▶ _WHAT TO WORK ON_
In the material below, find every line with "value" and pull it out.

##########

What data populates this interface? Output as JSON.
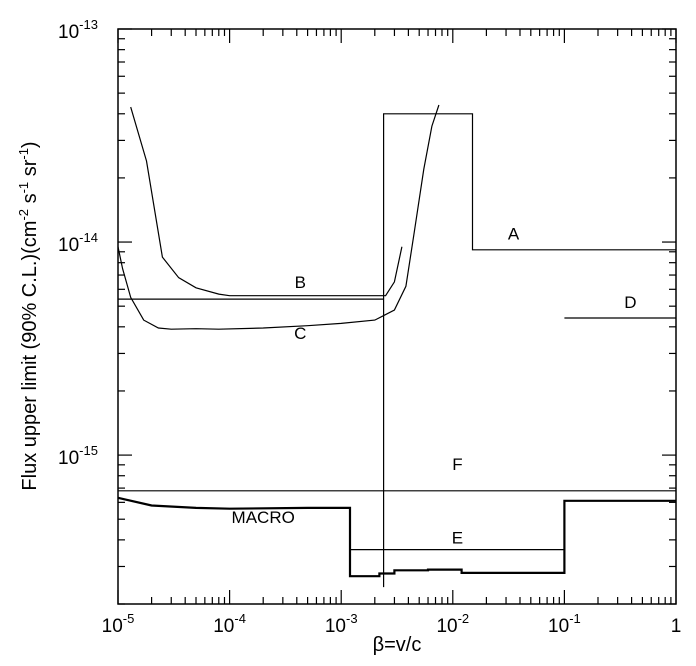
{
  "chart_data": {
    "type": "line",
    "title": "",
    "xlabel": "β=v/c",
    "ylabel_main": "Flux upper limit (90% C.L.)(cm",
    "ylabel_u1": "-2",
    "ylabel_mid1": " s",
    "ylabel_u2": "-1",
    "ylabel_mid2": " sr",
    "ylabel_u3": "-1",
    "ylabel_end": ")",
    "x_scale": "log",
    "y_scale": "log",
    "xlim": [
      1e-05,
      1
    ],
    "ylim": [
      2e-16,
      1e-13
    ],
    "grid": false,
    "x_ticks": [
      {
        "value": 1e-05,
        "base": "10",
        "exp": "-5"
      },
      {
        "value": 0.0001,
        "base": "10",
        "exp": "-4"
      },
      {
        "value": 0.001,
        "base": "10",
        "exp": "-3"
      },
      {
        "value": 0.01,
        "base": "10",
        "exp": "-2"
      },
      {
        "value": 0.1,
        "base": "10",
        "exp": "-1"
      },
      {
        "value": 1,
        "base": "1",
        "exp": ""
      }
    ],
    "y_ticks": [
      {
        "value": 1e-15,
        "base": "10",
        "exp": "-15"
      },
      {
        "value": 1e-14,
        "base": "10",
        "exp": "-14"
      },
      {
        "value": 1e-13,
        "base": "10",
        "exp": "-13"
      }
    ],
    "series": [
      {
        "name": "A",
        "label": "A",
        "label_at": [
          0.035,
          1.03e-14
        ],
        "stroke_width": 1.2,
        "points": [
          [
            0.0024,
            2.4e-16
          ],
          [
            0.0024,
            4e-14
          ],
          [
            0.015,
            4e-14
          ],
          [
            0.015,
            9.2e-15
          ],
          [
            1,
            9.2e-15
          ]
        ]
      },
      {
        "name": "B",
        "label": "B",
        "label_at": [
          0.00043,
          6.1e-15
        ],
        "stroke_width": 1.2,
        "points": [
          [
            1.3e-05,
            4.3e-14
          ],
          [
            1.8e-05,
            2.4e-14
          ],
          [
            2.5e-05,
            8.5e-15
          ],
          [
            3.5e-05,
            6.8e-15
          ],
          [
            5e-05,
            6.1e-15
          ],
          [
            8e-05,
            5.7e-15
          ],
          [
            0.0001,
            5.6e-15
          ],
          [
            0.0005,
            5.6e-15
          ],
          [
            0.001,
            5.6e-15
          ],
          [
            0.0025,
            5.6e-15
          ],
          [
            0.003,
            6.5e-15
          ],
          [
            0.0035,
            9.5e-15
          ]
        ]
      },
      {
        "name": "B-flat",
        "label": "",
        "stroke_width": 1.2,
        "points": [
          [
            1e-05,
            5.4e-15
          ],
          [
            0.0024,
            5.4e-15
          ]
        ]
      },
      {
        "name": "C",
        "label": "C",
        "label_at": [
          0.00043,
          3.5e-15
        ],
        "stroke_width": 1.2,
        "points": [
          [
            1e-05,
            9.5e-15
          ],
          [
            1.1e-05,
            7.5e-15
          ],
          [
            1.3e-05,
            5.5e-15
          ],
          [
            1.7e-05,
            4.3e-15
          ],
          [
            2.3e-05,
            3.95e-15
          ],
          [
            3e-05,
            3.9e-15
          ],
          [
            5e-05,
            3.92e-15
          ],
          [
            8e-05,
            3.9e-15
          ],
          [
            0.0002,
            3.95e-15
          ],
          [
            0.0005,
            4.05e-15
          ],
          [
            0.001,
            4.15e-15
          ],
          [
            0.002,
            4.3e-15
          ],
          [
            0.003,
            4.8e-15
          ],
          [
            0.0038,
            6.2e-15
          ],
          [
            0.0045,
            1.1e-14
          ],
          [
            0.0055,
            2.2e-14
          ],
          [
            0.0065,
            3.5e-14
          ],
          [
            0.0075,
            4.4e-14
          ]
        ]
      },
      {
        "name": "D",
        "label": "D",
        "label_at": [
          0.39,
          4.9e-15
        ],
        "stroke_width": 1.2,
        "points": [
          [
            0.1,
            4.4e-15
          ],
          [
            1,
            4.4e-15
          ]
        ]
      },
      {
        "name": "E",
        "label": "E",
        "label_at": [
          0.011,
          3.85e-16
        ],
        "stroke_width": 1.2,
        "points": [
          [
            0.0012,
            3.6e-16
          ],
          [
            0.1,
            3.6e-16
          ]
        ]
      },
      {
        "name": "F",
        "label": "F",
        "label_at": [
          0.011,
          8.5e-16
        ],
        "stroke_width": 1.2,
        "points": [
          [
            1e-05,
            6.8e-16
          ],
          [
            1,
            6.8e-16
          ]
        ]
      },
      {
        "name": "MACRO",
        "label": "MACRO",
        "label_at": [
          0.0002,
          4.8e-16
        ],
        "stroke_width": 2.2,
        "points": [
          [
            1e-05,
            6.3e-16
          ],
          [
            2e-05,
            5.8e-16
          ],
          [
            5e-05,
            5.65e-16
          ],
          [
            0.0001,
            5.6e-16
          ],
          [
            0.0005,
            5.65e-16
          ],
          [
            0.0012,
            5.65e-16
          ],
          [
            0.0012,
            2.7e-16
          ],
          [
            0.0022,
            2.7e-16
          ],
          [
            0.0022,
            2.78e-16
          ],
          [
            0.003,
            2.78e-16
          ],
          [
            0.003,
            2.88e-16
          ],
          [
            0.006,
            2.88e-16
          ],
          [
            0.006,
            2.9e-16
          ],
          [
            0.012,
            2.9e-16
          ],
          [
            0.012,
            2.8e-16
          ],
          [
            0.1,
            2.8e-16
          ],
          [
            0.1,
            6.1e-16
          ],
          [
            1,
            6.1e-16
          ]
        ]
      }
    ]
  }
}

##########

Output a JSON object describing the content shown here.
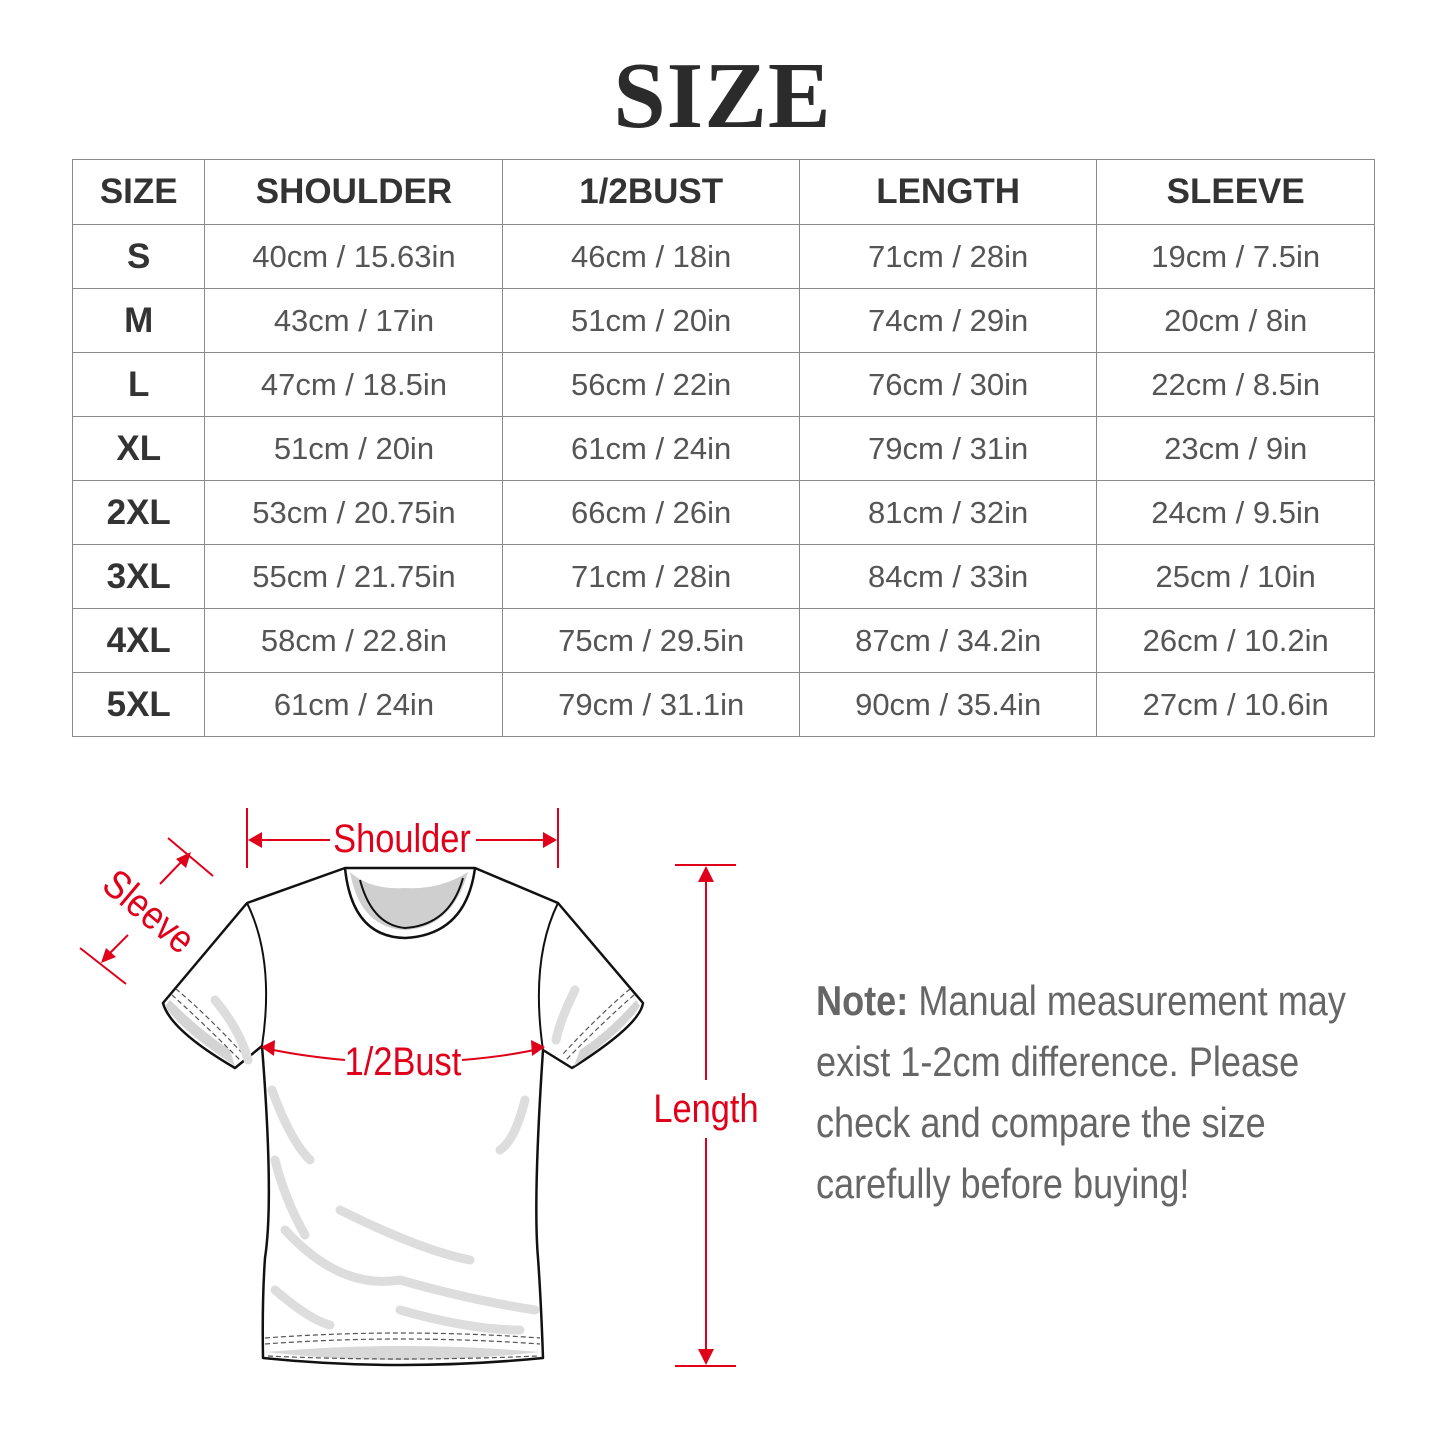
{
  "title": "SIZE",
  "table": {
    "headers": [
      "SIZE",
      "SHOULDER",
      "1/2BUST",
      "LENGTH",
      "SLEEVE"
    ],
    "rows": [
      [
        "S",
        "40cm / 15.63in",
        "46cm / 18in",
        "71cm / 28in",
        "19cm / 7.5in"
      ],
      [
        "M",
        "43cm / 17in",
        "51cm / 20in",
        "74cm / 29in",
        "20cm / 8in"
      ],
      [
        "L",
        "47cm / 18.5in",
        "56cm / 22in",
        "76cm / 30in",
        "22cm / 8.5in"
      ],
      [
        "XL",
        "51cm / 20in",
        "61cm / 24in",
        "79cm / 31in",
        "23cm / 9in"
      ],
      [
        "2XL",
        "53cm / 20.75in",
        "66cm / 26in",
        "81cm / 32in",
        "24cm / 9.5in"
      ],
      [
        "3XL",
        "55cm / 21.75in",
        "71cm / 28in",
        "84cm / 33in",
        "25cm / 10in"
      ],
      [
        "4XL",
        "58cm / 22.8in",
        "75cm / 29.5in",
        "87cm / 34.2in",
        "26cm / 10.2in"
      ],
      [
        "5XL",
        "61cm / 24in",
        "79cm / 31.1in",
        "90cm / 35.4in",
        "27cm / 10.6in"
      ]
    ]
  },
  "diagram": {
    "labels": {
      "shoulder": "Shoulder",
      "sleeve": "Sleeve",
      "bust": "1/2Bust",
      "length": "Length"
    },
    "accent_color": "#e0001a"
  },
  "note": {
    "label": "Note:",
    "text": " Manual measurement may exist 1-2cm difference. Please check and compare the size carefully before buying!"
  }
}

##########

▶ _SOLVED EXERCISE_
        "value": 1e-05,
        "value": 0.0001,
        "value": 0.001,
        "value": 0.01,
        "value": 0.1,
        "value": 1,
        "value": 1e-15,
        "value": 1e-14,
        "value": 1e-13,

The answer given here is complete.